■ The task:
Every entry below should be printed exactly, without its images.

■ Extracted information:
>> Start

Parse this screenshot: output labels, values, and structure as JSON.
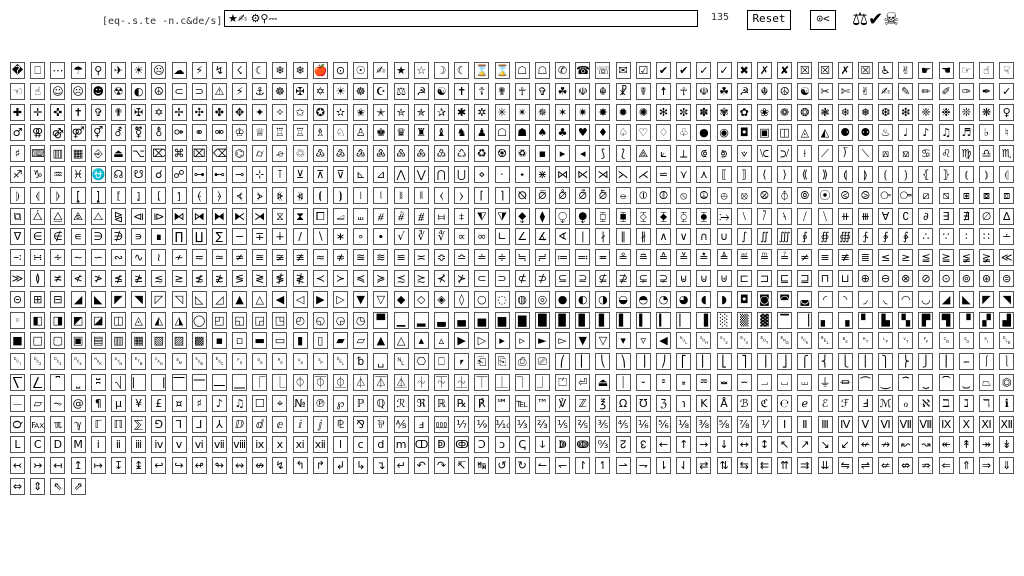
{
  "toolbar": {
    "prompt": "[eq-.s.te -n.c&de/s]",
    "input_value": "★✍ ⚙⚲⎓",
    "counter": "135",
    "reset_label": "Reset",
    "backspace_label": "⊙<",
    "logo_glyphs": "⚖✔☠"
  },
  "glyph_rows": [
    "�⎕⋯☂⚲✈☀☹☁⚡↯☇☾❄❄🍎⊙☉✍★☆☽☾⌛⌛☖☖✆☎☏✉☑✔✔✓✓✖✗✘☒☒✗☒♿",
    "✌☛☚☞☝☟☜☝☺☹☻☢◐☮⊂⊃⚠⚡⚓☸✠✡☀☸☪⚖☭☯✝☦✟☥✞☘☫☬☧☤☨☥☫",
    "☘☭☬☮☯✂✄✌✍✎✏✐✑✒✓✚✛✜✝✞✟✠✡✢✣✤✥✦✧✩✪✫✬✭✮✯✰✱✲",
    "✳✴✵✶✷✸✹✺✻✼✽✾✿❀❁❂❃❄❅❆❇❈❉❊❋♀♂⚢⚣⚤⚥⚦⚧⚨⚩⚭⚮♔♕♖",
    "♖♗♘♙♚♛♜♝♞♟☖☗♠♣♥♦♤♡♢♧●◉◘▣◫◬◭⚈⚉♨♩♪♫♬♭♮♯⌨▥▦",
    "⎆⏏⌥⌦⌘⌧⌫⌬⌭⌮♲♳♴♵♶♷♸♹♺♻♼♽▪▸◂⟆⟅⟁⟀⟂⟃⟄⟇⟈⟉⟊⟋⟌⟍⟎⟏",
    "♋♌♍♎♏♐♑♒♓⛎☊☋☌☍⊶⊷⊸⊹⊺⊻⊼⊽⊾⊿⋀⋁⋂⋃⋄⋅⋆⋇⋈⋉⋊⋋⋌⋍⋎⋏",
    "⟦⟧⟨⟩⟪⟫⟬⟭⟮⟯⦃⦄⦅⦆⦇⦈⦉⦊⦋⦌⦍⦎⦏⦐⦑⦒⦓⦔⦕⦖⦗⦘⧘⧙⧚⧛⧼⧽⌈⌉",
    "⦰⦱⦲⦳⦴⦵⦶⦷⦸⦹⦺⦻⦼⦽⦾⦿⧀⧁⧂⧃⧄⧅⧆⧇⧈⧉⧊⧋⧌⧍⧎⧏⧐⧑⧒⧓⧔⧕",
    "⧖⧗⧠⧡⧢⧣⧤⧥⧦⧧⧨⧩⧪⧫⧬⧭⧮⧯⧰⧱⧲⧳⧴⧵⧶⧷⧸⧹⧺⧻∀∁∂∃∄∅∆∇∈∉",
    "∊∋∌∍∎∏∐∑−∓∔∕∖∗∘∙√∛∜∝∞∟∠∡∢∣∤∥∦∧∨∩∪∫∬∭∮∯∰∱",
    "∲∳∴∵∶∷∸∹∺∻∼∽∾∿≀≁≂≃≄≅≆≇≈≉≊≋≌≍≎≏≐≑≒≓≔≕≖≗≘≙",
    "≚≛≜≝≞≟≠≡≢≣≤≥≦≧≨≩≪≫≬≭≮≯≰≱≲≳≴≵≶≷≸≹≺≻≼≽≾≿⊀⊁",
    "⊂⊃⊄⊅⊆⊇⊈⊉⊊⊋⊌⊍⊎⊏⊐⊑⊒⊓⊔⊕⊖⊗⊘⊙⊚⊛⊜⊝⊞⊟◢◣◤◥◸◹◺◿▲△",
    "◀◁▶▷▼▽◆◇◈◊○◌◍◎●◐◑◒◓◔◕◖◗◘◙◚◛◜◝◞◟◠◡◢◣◤◥◦◧◨",
    "◩◪◫◬◭◮◯◰◱◲◳◴◵◶◷▀▁▂▃▄▅▆▇█▉▊▋▌▍▎▏▐░▒▓▔▕▖▗▘",
    "▙▚▛▜▝▞▟■□▢▣▤▥▦▧▨▩▪▫▬▭▮▯▰▱▲△▴▵▶▷▸▹►▻▼▽▾▿◀",
    "␀␁␂␃␄␅␆␇␈␉␊␋␌␍␎␏␐␑␒␓␔␕␖␗␘␙␚␛␜␝␞␟␠␡␢␣␤⎔⎕⎖",
    "⎗⎘⎙⎚⎛⎜⎝⎞⎟⎠⎡⎢⎣⎤⎥⎦⎧⎨⎩⎪⎫⎬⎭⎮⎯⎰⎱⎲⎳⎴⎵⎶⎷⎸⎹⎺⎻⎼⎽⎾",
    "⎿⏀⏁⏂⏃⏄⏅⏆⏇⏈⏉⏊⏋⏌⏍⏎⏏⏐⏑⏒⏓⏔⏕⏖⏗⏘⏙⏚⏛⏜⏝⏞⏟⏠⏡⏢⏣⏤⏥⏦",
    "@¶µ¥£¤♯♪♫☐⌖№℗℘ℙℚℛℜℝ℞℟℠℡™℣ℤ℥Ω℧ℨ℩KÅℬℭ℮ℯℰℱℲℳ",
    "ℴℵℶℷℸℹ℺℻ℼℽℾℿ⅀⅁⅂⅃⅄ⅅⅆⅇⅈⅉ⅊⅋⅌⅍ⅎ⅏⅐⅑⅒⅓⅔⅕⅖⅗⅘⅙⅚⅛",
    "⅜⅝⅞⅟ⅠⅡⅢⅣⅤⅥⅦⅧⅨⅩⅪⅫⅬⅭⅮⅯⅰⅱⅲⅳⅴⅵⅶⅷⅸⅹⅺⅻⅼⅽⅾⅿↀↁↂↃ",
    "ↄↅↆↇↈ↉↊↋←↑→↓↔↕↖↗↘↙↚↛↜↝↞↟↠↡↢↣↤↥↦↧↨↩↪↫↬↭↮↯",
    "↰↱↲↳↴↵↶↷↸↹↺↻↼↽↾↿⇀⇁⇂⇃⇄⇅⇆⇇⇈⇉⇊⇋⇌⇍⇎⇏⇐⇑⇒⇓⇔⇕⇖⇗"
  ]
}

>> End

■ Solution for this task:
Parse this screenshot: output labels, values, and structure as JSON.
{
  "toolbar": {
    "prompt": "[eq-.s.te -n.c&de/s]",
    "input_value": "★✍ ⚙⚲⎓",
    "counter": "135",
    "reset_label": "Reset",
    "backspace_label": "⊙<",
    "logo_glyphs": "⚖✔☠"
  },
  "glyph_rows": [
    "�⎕⋯☂⚲✈☀☹☁⚡↯☇☾❄❄🍎⊙☉✍★☆☽☾⌛⌛☖☖✆☎☏✉☑✔✔✓✓✖✗✘☒☒✗☒♿",
    "✌☛☚☞☝☟☜☝☺☹☻☢◐☮⊂⊃⚠⚡⚓☸✠✡☀☸☪⚖☭☯✝☦✟☥✞☘☫☬☧☤☨☥☫",
    "☘☭☬☮☯✂✄✌✍✎✏✐✑✒✓✚✛✜✝✞✟✠✡✢✣✤✥✦✧✩✪✫✬✭✮✯✰✱✲",
    "✳✴✵✶✷✸✹✺✻✼✽✾✿❀❁❂❃❄❅❆❇❈❉❊❋♀♂⚢⚣⚤⚥⚦⚧⚨⚩⚭⚮♔♕♖",
    "♖♗♘♙♚♛♜♝♞♟☖☗♠♣♥♦♤♡♢♧●◉◘▣◫◬◭⚈⚉♨♩♪♫♬♭♮♯⌨▥▦",
    "⎆⏏⌥⌦⌘⌧⌫⌬⌭⌮♲♳♴♵♶♷♸♹♺♻♼♽▪▸◂⟆⟅⟁⟀⟂⟃⟄⟇⟈⟉⟊⟋⟌⟍⟎⟏",
    "♋♌♍♎♏♐♑♒♓⛎☊☋☌☍⊶⊷⊸⊹⊺⊻⊼⊽⊾⊿⋀⋁⋂⋃⋄⋅⋆⋇⋈⋉⋊⋋⋌⋍⋎⋏",
    "⟦⟧⟨⟩⟪⟫⟬⟭⟮⟯⦃⦄⦅⦆⦇⦈⦉⦊⦋⦌⦍⦎⦏⦐⦑⦒⦓⦔⦕⦖⦗⦘⧘⧙⧚⧛⧼⧽⌈⌉",
    "⦰⦱⦲⦳⦴⦵⦶⦷⦸⦹⦺⦻⦼⦽⦾⦿⧀⧁⧂⧃⧄⧅⧆⧇⧈⧉⧊⧋⧌⧍⧎⧏⧐⧑⧒⧓⧔⧕",
    "⧖⧗⧠⧡⧢⧣⧤⧥⧦⧧⧨⧩⧪⧫⧬⧭⧮⧯⧰⧱⧲⧳⧴⧵⧶⧷⧸⧹⧺⧻∀∁∂∃∄∅∆∇∈∉",
    "∊∋∌∍∎∏∐∑−∓∔∕∖∗∘∙√∛∜∝∞∟∠∡∢∣∤∥∦∧∨∩∪∫∬∭∮∯∰∱",
    "∲∳∴∵∶∷∸∹∺∻∼∽∾∿≀≁≂≃≄≅≆≇≈≉≊≋≌≍≎≏≐≑≒≓≔≕≖≗≘≙",
    "≚≛≜≝≞≟≠≡≢≣≤≥≦≧≨≩≪≫≬≭≮≯≰≱≲≳≴≵≶≷≸≹≺≻≼≽≾≿⊀⊁",
    "⊂⊃⊄⊅⊆⊇⊈⊉⊊⊋⊌⊍⊎⊏⊐⊑⊒⊓⊔⊕⊖⊗⊘⊙⊚⊛⊜⊝⊞⊟◢◣◤◥◸◹◺◿▲△",
    "◀◁▶▷▼▽◆◇◈◊○◌◍◎●◐◑◒◓◔◕◖◗◘◙◚◛◜◝◞◟◠◡◢◣◤◥◦◧◨",
    "◩◪◫◬◭◮◯◰◱◲◳◴◵◶◷▀▁▂▃▄▅▆▇█▉▊▋▌▍▎▏▐░▒▓▔▕▖▗▘",
    "▙▚▛▜▝▞▟■□▢▣▤▥▦▧▨▩▪▫▬▭▮▯▰▱▲△▴▵▶▷▸▹►▻▼▽▾▿◀",
    "␀␁␂␃␄␅␆␇␈␉␊␋␌␍␎␏␐␑␒␓␔␕␖␗␘␙␚␛␜␝␞␟␠␡␢␣␤⎔⎕⎖",
    "⎗⎘⎙⎚⎛⎜⎝⎞⎟⎠⎡⎢⎣⎤⎥⎦⎧⎨⎩⎪⎫⎬⎭⎮⎯⎰⎱⎲⎳⎴⎵⎶⎷⎸⎹⎺⎻⎼⎽⎾",
    "⎿⏀⏁⏂⏃⏄⏅⏆⏇⏈⏉⏊⏋⏌⏍⏎⏏⏐⏑⏒⏓⏔⏕⏖⏗⏘⏙⏚⏛⏜⏝⏞⏟⏠⏡⏢⏣⏤⏥⏦",
    "@¶µ¥£¤♯♪♫☐⌖№℗℘ℙℚℛℜℝ℞℟℠℡™℣ℤ℥Ω℧ℨ℩KÅℬℭ℮ℯℰℱℲℳ",
    "ℴℵℶℷℸℹ℺℻ℼℽℾℿ⅀⅁⅂⅃⅄ⅅⅆⅇⅈⅉ⅊⅋⅌⅍ⅎ⅏⅐⅑⅒⅓⅔⅕⅖⅗⅘⅙⅚⅛",
    "⅜⅝⅞⅟ⅠⅡⅢⅣⅤⅥⅦⅧⅨⅩⅪⅫⅬⅭⅮⅯⅰⅱⅲⅳⅴⅵⅶⅷⅸⅹⅺⅻⅼⅽⅾⅿↀↁↂↃ",
    "ↄↅↆↇↈ↉↊↋←↑→↓↔↕↖↗↘↙↚↛↜↝↞↟↠↡↢↣↤↥↦↧↨↩↪↫↬↭↮↯",
    "↰↱↲↳↴↵↶↷↸↹↺↻↼↽↾↿⇀⇁⇂⇃⇄⇅⇆⇇⇈⇉⇊⇋⇌⇍⇎⇏⇐⇑⇒⇓⇔⇕⇖⇗"
  ]
}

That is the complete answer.